## THE EXERCISE
Transcribe the data in full and exactly, omitting any pictures.

··· DATA LINES

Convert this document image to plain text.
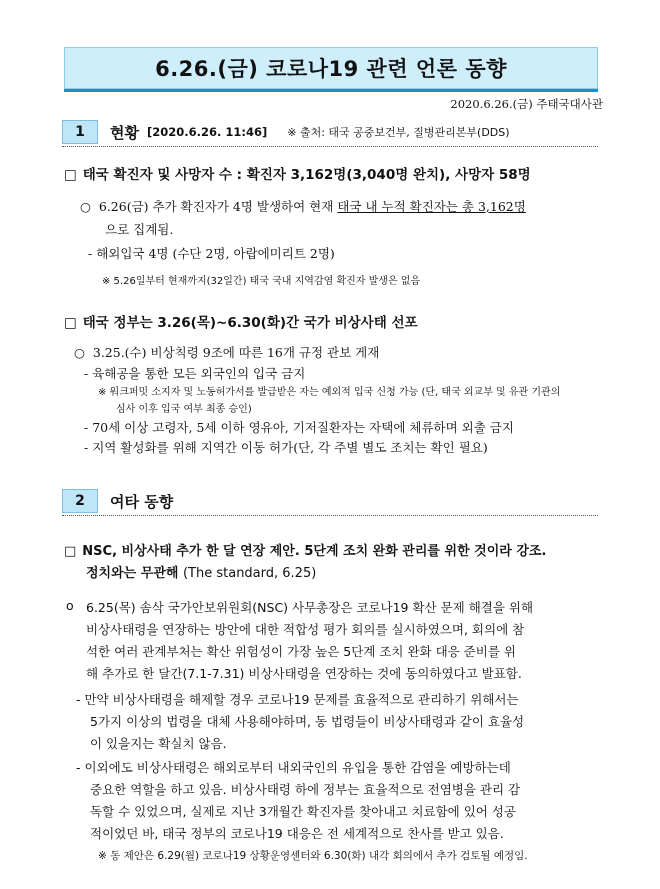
6.26.(금) 코로나19 관련 언론 동향
2020.6.26.(금) 주태국대사관
1	현황 [2020.6.26. 11:46] ※ 출처: 태국 공중보건부, 질병관리본부(DDS)
□ 태국 확진자 및 사망자 수 : 확진자 3,162명(3,040명 완치), 사망자 58명
○ 6.26(금) 추가 확진자가 4명 발생하여 현재 태국 내 누적 확진자는 총 3,162명
으로 집계됨.
- 해외입국 4명 (수단 2명, 아랍에미리트 2명)
※ 5.26일부터 현재까지(32일간) 태국 국내 지역감염 확진자 발생은 없음
□ 태국 정부는 3.26(목)~6.30(화)간 국가 비상사태 선포
○ 3.25.(수) 비상칙령 9조에 따른 16개 규정 관보 게재
- 육해공을 통한 모든 외국인의 입국 금지
※ 워크퍼밋 소지자 및 노동허가서를 발급받은 자는 예외적 입국 신청 가능 (단, 태국 외교부 및 유관 기관의
심사 이후 입국 여부 최종 승인)
- 70세 이상 고령자, 5세 이하 영유아, 기저질환자는 자택에 체류하며 외출 금지
- 지역 활성화를 위해 지역간 이동 허가(단, 각 주별 별도 조치는 확인 필요)
2	여타 동향
□ NSC, 비상사태 추가 한 달 연장 제안. 5단계 조치 완화 관리를 위한 것이라 강조.
정치와는 무관해 (The standard, 6.25)
o 6.25(목) 솜삭 국가안보위원회(NSC) 사무총장은 코로나19 확산 문제 해결을 위해
비상사태령을 연장하는 방안에 대한 적합성 평가 회의를 실시하였으며, 회의에 참
석한 여러 관계부처는 확산 위험성이 가장 높은 5단계 조치 완화 대응 준비를 위
해 추가로 한 달간(7.1-7.31) 비상사태령을 연장하는 것에 동의하였다고 발표함.
- 만약 비상사태령을 해제할 경우 코로나19 문제를 효율적으로 관리하기 위해서는
5가지 이상의 법령을 대체 사용해야하며, 동 법령들이 비상사태령과 같이 효율성
이 있을지는 확실치 않음.
- 이외에도 비상사태령은 해외로부터 내외국인의 유입을 통한 감염을 예방하는데
중요한 역할을 하고 있음. 비상사태령 하에 정부는 효율적으로 전염병을 관리 감
독할 수 있었으며, 실제로 지난 3개월간 확진자를 찾아내고 치료함에 있어 성공
적이었던 바, 태국 정부의 코로나19 대응은 전 세계적으로 찬사를 받고 있음.
※ 동 제안은 6.29(월) 코로나19 상황운영센터와 6.30(화) 내각 회의에서 추가 검토될 예정임.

······

## EXERCISE RESULT
Convert this document image to plain text.
6.26.(금) 코로나19 관련 언론 동향
2020.6.26.(금) 주태국대사관
1	현황 [2020.6.26. 11:46] ※ 출처: 태국 공중보건부, 질병관리본부(DDS)
□ 태국 확진자 및 사망자 수 : 확진자 3,162명(3,040명 완치), 사망자 58명
○ 6.26(금) 추가 확진자가 4명 발생하여 현재 태국 내 누적 확진자는 총 3,162명
으로 집계됨.
- 해외입국 4명 (수단 2명, 아랍에미리트 2명)
※ 5.26일부터 현재까지(32일간) 태국 국내 지역감염 확진자 발생은 없음
□ 태국 정부는 3.26(목)~6.30(화)간 국가 비상사태 선포
○ 3.25.(수) 비상칙령 9조에 따른 16개 규정 관보 게재
- 육해공을 통한 모든 외국인의 입국 금지
※ 워크퍼밋 소지자 및 노동허가서를 발급받은 자는 예외적 입국 신청 가능 (단, 태국 외교부 및 유관 기관의
심사 이후 입국 여부 최종 승인)
- 70세 이상 고령자, 5세 이하 영유아, 기저질환자는 자택에 체류하며 외출 금지
- 지역 활성화를 위해 지역간 이동 허가(단, 각 주별 별도 조치는 확인 필요)
2	여타 동향
□ NSC, 비상사태 추가 한 달 연장 제안. 5단계 조치 완화 관리를 위한 것이라 강조.
정치와는 무관해 (The standard, 6.25)
o 6.25(목) 솜삭 국가안보위원회(NSC) 사무총장은 코로나19 확산 문제 해결을 위해
비상사태령을 연장하는 방안에 대한 적합성 평가 회의를 실시하였으며, 회의에 참
석한 여러 관계부처는 확산 위험성이 가장 높은 5단계 조치 완화 대응 준비를 위
해 추가로 한 달간(7.1-7.31) 비상사태령을 연장하는 것에 동의하였다고 발표함.
- 만약 비상사태령을 해제할 경우 코로나19 문제를 효율적으로 관리하기 위해서는
5가지 이상의 법령을 대체 사용해야하며, 동 법령들이 비상사태령과 같이 효율성
이 있을지는 확실치 않음.
- 이외에도 비상사태령은 해외로부터 내외국인의 유입을 통한 감염을 예방하는데
중요한 역할을 하고 있음. 비상사태령 하에 정부는 효율적으로 전염병을 관리 감
독할 수 있었으며, 실제로 지난 3개월간 확진자를 찾아내고 치료함에 있어 성공
적이었던 바, 태국 정부의 코로나19 대응은 전 세계적으로 찬사를 받고 있음.
※ 동 제안은 6.29(월) 코로나19 상황운영센터와 6.30(화) 내각 회의에서 추가 검토될 예정임.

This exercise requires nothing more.